Assignment
Please reproduce every record exactly as written, leaving out the pictures.
(Data supplied Opens)
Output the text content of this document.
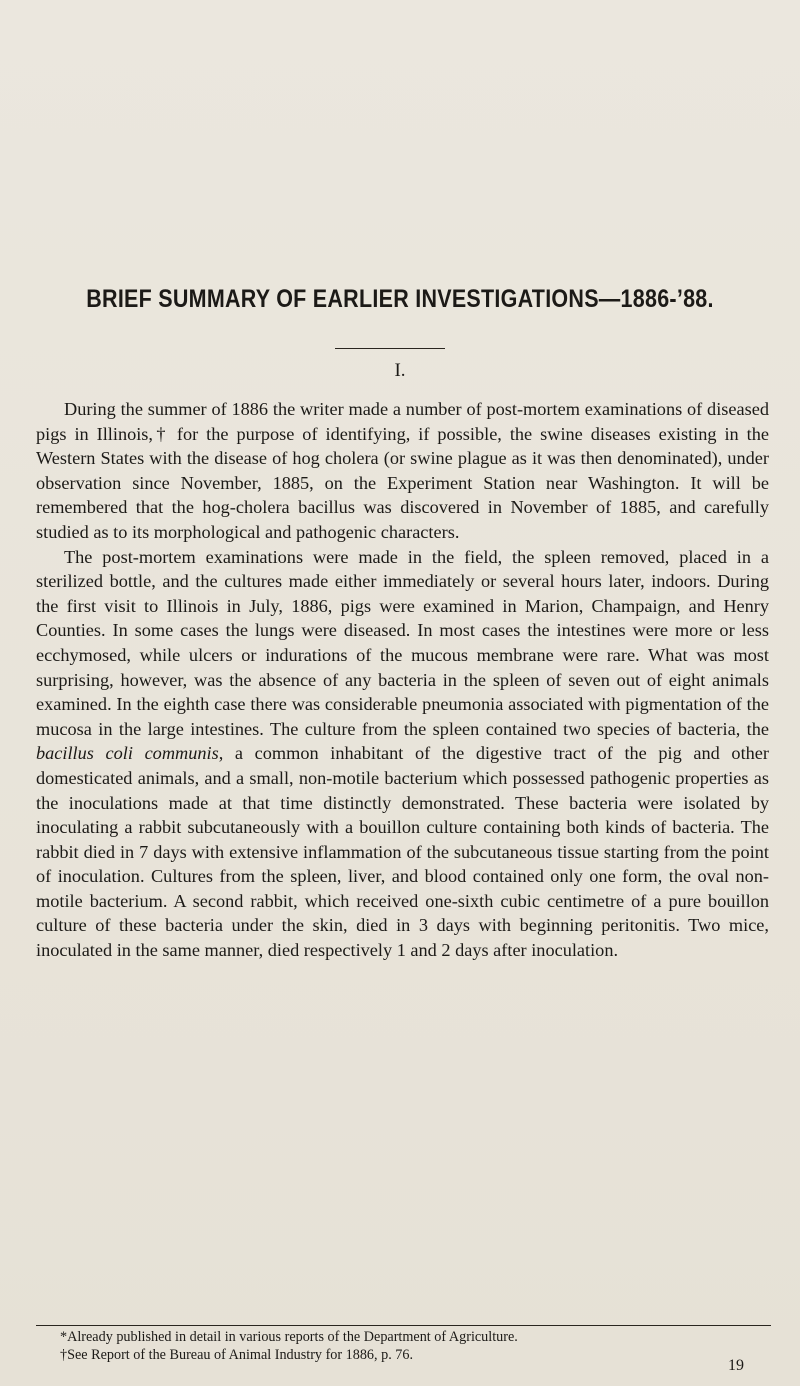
BRIEF SUMMARY OF EARLIER INVESTIGATIONS—1886-’88.
I.

During the summer of 1886 the writer made a number of post-mortem examinations of diseased pigs in Illinois,† for the purpose of identifying, if possible, the swine diseases existing in the Western States with the disease of hog cholera (or swine plague as it was then denominated), under observation since November, 1885, on the Experiment Station near Washington. It will be remembered that the hog-cholera bacillus was discovered in November of 1885, and carefully studied as to its morphological and pathogenic characters.

The post-mortem examinations were made in the field, the spleen removed, placed in a sterilized bottle, and the cultures made either immediately or several hours later, indoors. During the first visit to Illinois in July, 1886, pigs were examined in Marion, Champaign, and Henry Counties. In some cases the lungs were diseased. In most cases the intestines were more or less ecchymosed, while ulcers or indurations of the mucous membrane were rare. What was most surprising, however, was the absence of any bacteria in the spleen of seven out of eight animals examined. In the eighth case there was considerable pneumonia associated with pigmentation of the mucosa in the large intestines. The culture from the spleen contained two species of bacteria, the bacillus coli communis, a common inhabitant of the digestive tract of the pig and other domesticated animals, and a small, non-motile bacterium which possessed pathogenic properties as the inoculations made at that time distinctly demonstrated. These bacteria were isolated by inoculating a rabbit subcutaneously with a bouillon culture containing both kinds of bacteria. The rabbit died in 7 days with extensive inflammation of the subcutaneous tissue starting from the point of inoculation. Cultures from the spleen, liver, and blood contained only one form, the oval non-motile bacterium. A second rabbit, which received one-sixth cubic centimetre of a pure bouillon culture of these bacteria under the skin, died in 3 days with beginning peritonitis. Two mice, inoculated in the same manner, died respectively 1 and 2 days after inoculation.

*Already published in detail in various reports of the Department of Agriculture.
†See Report of the Bureau of Animal Industry for 1886, p. 76.
19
(Data supplied Closes)
The completed task
Output the text content of this document.
BRIEF SUMMARY OF EARLIER INVESTIGATIONS—1886-’88.
I.

During the summer of 1886 the writer made a number of post-mortem examinations of diseased pigs in Illinois,† for the purpose of identifying, if possible, the swine diseases existing in the Western States with the disease of hog cholera (or swine plague as it was then denominated), under observation since November, 1885, on the Experiment Station near Washington. It will be remembered that the hog-cholera bacillus was discovered in November of 1885, and carefully studied as to its morphological and pathogenic characters.

The post-mortem examinations were made in the field, the spleen removed, placed in a sterilized bottle, and the cultures made either immediately or several hours later, indoors. During the first visit to Illinois in July, 1886, pigs were examined in Marion, Champaign, and Henry Counties. In some cases the lungs were diseased. In most cases the intestines were more or less ecchymosed, while ulcers or indurations of the mucous membrane were rare. What was most surprising, however, was the absence of any bacteria in the spleen of seven out of eight animals examined. In the eighth case there was considerable pneumonia associated with pigmentation of the mucosa in the large intestines. The culture from the spleen contained two species of bacteria, the bacillus coli communis, a common inhabitant of the digestive tract of the pig and other domesticated animals, and a small, non-motile bacterium which possessed pathogenic properties as the inoculations made at that time distinctly demonstrated. These bacteria were isolated by inoculating a rabbit subcutaneously with a bouillon culture containing both kinds of bacteria. The rabbit died in 7 days with extensive inflammation of the subcutaneous tissue starting from the point of inoculation. Cultures from the spleen, liver, and blood contained only one form, the oval non-motile bacterium. A second rabbit, which received one-sixth cubic centimetre of a pure bouillon culture of these bacteria under the skin, died in 3 days with beginning peritonitis. Two mice, inoculated in the same manner, died respectively 1 and 2 days after inoculation.

*Already published in detail in various reports of the Department of Agriculture.
†See Report of the Bureau of Animal Industry for 1886, p. 76.
19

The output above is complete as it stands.